**What the task asks:** Where a line contains the string "mozilla", copy that line.

Records from a collection
________________________

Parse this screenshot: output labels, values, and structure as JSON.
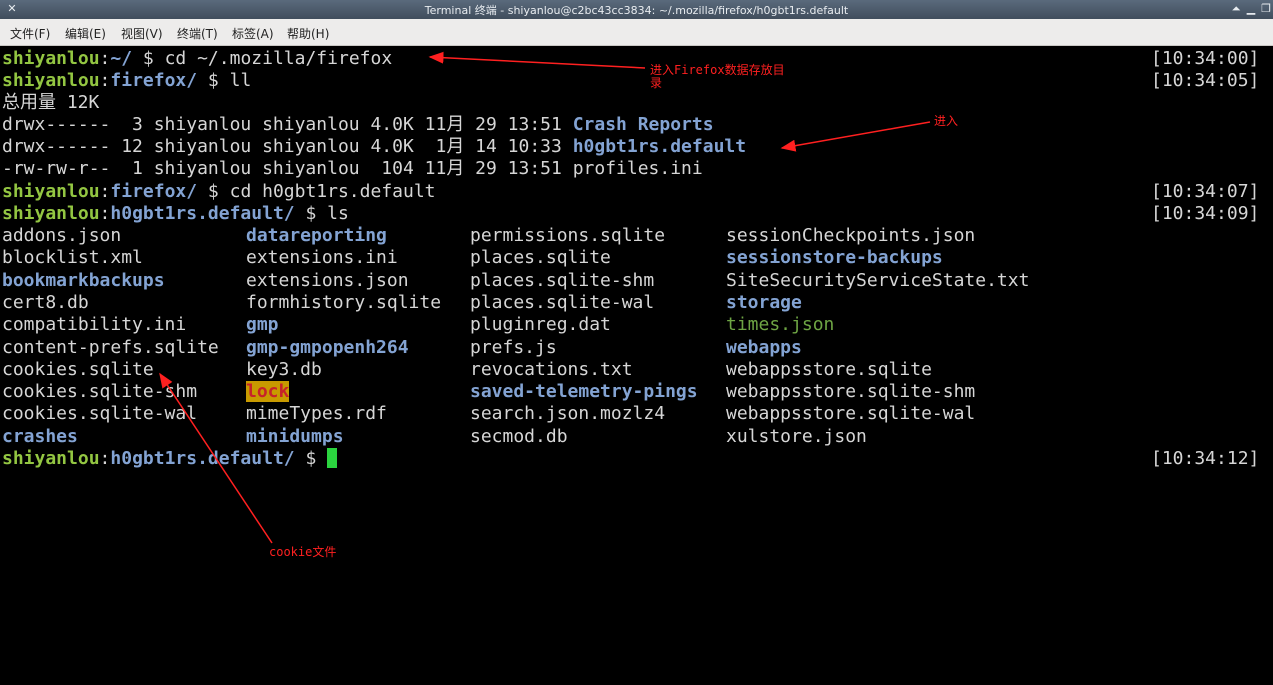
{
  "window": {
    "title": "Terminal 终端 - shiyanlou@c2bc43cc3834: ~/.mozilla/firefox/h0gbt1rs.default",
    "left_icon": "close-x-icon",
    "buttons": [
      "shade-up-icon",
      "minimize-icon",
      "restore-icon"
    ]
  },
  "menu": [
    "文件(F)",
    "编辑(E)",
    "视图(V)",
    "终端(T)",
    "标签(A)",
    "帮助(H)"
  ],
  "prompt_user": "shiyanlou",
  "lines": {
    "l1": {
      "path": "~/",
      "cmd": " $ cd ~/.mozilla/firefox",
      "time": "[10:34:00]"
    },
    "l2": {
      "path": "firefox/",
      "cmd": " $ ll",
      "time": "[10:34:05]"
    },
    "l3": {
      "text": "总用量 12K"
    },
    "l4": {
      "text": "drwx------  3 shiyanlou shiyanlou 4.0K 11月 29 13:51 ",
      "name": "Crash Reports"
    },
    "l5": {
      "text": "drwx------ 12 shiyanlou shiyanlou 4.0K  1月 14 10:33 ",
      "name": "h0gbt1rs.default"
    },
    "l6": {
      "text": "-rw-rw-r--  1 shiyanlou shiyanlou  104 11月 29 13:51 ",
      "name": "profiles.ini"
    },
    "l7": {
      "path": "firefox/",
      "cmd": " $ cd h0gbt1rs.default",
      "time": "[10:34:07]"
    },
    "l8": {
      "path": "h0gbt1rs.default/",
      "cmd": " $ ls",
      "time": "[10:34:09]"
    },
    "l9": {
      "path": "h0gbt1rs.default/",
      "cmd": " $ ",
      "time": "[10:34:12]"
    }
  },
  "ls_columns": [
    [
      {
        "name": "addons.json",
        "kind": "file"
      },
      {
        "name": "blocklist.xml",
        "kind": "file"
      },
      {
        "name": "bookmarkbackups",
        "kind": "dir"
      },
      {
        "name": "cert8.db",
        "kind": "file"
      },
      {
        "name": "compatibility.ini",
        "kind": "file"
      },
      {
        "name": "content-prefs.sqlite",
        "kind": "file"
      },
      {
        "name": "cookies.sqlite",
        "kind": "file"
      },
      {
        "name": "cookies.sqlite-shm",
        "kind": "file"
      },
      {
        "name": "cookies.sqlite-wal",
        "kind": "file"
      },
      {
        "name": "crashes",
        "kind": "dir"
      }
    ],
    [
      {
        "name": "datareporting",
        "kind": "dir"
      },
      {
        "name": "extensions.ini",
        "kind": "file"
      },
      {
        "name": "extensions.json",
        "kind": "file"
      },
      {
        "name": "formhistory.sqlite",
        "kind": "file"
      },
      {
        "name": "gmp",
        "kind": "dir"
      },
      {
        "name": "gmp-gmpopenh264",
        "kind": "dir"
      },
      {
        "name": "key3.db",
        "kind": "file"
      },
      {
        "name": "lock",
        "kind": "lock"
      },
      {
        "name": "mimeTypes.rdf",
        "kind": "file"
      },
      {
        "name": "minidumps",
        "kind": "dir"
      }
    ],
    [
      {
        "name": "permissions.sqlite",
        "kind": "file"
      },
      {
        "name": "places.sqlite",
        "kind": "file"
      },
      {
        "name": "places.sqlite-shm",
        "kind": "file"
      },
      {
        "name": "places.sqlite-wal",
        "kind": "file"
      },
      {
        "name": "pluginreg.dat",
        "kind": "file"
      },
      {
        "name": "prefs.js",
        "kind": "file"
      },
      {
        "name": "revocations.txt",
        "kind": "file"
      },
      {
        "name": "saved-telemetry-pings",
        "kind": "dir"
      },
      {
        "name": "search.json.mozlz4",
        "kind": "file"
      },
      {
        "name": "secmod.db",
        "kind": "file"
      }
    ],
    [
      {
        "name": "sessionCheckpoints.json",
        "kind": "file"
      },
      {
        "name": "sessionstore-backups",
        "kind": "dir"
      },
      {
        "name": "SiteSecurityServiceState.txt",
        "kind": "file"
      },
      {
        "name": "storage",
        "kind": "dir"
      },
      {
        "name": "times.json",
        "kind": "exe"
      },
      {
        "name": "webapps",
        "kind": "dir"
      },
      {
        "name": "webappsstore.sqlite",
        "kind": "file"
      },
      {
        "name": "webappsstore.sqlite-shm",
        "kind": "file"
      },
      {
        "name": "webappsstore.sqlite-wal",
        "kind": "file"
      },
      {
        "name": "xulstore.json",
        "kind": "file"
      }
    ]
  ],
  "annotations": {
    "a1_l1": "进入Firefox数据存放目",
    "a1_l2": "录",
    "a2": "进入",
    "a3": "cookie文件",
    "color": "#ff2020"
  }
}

________________________

**Result of this task:**
    "title": "Terminal 终端 - shiyanlou@c2bc43cc3834: ~/.mozilla/firefox/h0gbt1rs.default",
      "cmd": " $ cd ~/.mozilla/firefox",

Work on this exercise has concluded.